▸ **Listing**:
-.-.-

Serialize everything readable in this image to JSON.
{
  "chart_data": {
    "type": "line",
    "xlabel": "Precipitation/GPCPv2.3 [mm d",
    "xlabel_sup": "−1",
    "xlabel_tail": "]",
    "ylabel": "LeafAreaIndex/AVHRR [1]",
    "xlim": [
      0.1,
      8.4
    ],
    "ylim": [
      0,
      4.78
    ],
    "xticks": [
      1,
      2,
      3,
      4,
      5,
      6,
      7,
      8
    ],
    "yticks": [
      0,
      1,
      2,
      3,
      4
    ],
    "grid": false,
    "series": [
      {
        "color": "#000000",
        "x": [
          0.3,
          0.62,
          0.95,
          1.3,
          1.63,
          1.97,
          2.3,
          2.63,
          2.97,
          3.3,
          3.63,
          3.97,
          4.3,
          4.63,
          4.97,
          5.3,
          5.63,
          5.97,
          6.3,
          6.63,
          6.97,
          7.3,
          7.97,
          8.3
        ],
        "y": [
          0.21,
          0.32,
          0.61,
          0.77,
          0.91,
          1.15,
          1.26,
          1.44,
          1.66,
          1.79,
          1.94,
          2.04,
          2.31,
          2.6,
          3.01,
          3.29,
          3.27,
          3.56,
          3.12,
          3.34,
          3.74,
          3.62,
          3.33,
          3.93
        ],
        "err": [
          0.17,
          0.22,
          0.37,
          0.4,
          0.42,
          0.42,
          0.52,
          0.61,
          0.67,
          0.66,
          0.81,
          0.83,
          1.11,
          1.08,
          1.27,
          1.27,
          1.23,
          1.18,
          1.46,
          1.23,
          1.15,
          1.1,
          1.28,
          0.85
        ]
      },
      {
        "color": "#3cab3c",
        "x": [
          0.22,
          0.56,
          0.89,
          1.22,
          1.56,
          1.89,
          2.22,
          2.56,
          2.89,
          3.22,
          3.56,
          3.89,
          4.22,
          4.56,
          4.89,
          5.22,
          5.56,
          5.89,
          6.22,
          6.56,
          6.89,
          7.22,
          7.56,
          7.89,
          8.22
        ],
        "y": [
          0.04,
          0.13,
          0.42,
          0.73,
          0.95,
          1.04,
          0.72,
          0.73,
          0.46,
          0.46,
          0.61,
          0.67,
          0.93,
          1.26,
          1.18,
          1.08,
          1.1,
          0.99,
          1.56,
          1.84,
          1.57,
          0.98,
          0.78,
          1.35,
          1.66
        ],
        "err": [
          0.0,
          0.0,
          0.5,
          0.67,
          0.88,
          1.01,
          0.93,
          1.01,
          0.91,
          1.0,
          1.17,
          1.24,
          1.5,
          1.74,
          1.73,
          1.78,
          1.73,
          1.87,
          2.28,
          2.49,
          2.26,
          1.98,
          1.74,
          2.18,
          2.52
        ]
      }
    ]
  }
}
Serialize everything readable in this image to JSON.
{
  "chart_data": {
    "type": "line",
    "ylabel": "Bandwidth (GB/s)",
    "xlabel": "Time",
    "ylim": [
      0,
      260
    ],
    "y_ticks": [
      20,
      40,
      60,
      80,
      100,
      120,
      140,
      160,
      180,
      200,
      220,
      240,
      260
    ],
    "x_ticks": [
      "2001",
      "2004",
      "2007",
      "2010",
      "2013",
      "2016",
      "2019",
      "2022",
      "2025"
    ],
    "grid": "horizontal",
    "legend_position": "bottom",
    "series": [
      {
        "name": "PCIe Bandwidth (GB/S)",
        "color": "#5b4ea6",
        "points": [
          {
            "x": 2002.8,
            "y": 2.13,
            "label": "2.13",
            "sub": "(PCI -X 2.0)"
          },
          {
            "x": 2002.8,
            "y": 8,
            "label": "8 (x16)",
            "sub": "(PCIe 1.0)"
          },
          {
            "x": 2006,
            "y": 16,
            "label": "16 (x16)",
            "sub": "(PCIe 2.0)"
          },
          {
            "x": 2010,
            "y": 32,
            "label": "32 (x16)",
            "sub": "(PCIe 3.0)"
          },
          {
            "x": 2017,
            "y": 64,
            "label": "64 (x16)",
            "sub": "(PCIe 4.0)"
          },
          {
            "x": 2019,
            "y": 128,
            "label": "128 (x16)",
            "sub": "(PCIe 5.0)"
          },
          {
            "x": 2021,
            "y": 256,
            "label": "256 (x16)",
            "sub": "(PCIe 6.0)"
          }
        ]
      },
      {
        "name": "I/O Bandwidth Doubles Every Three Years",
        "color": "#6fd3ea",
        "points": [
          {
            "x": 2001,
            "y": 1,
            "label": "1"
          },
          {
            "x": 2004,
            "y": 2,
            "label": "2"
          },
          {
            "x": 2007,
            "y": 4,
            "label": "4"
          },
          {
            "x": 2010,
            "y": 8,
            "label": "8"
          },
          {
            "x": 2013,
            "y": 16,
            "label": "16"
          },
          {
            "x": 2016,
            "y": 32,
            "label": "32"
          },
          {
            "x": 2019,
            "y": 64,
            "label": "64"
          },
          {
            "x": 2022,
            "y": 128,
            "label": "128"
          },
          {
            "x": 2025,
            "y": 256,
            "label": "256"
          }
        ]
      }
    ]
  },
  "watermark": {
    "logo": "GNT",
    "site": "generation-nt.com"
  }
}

-.-.-

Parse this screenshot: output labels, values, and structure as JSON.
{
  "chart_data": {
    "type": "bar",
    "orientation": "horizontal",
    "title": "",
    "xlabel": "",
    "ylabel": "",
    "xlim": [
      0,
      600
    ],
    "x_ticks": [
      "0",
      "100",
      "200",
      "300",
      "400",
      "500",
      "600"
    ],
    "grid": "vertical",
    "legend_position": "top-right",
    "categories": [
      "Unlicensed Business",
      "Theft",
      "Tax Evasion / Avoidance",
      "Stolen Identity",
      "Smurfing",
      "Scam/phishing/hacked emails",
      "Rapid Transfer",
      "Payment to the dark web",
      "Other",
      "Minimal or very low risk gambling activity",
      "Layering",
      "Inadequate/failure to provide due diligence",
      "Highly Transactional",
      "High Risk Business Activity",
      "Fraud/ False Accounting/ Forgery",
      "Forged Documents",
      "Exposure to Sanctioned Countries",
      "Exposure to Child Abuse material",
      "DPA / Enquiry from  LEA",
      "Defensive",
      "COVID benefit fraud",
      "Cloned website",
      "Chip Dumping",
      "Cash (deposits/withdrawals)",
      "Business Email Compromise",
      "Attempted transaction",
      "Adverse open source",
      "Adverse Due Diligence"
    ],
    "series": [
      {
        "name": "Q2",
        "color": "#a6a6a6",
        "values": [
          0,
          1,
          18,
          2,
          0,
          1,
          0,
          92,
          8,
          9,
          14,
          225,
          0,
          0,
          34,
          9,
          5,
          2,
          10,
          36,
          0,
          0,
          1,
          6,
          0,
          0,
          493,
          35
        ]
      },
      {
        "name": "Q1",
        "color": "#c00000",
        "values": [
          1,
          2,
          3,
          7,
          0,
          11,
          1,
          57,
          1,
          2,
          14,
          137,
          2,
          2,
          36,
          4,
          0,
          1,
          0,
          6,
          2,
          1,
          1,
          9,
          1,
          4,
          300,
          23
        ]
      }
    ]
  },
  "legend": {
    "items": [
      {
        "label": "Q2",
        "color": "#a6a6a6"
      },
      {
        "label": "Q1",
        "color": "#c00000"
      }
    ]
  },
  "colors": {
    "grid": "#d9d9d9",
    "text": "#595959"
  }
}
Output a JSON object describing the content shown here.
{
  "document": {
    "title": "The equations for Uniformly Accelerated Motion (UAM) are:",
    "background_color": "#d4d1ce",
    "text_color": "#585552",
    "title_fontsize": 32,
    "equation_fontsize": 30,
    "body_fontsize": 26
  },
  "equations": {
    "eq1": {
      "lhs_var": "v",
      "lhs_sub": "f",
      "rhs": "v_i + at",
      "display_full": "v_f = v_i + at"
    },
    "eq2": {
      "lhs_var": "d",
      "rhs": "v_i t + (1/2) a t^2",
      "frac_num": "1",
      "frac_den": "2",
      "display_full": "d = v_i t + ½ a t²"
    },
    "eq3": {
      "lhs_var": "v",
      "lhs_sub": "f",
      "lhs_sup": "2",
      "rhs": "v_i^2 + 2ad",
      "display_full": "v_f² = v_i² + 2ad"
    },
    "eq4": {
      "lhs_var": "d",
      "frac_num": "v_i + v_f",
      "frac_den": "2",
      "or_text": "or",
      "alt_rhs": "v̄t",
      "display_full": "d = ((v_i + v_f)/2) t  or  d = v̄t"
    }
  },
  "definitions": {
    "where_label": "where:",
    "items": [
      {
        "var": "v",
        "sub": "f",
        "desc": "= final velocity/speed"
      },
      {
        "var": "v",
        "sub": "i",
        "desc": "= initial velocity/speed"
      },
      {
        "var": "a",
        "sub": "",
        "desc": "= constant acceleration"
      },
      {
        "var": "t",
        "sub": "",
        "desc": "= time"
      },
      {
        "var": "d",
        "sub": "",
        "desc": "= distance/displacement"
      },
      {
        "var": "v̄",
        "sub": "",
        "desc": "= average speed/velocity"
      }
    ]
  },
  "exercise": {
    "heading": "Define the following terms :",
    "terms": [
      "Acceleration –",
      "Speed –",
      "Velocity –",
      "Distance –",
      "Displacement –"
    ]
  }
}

-.-.-

▸ **Instructions to follow**: Show every line of the listing in which the string "Adverse" can be found.

▸ **Task response**:
      "Adverse open source",
      "Adverse Due Diligence"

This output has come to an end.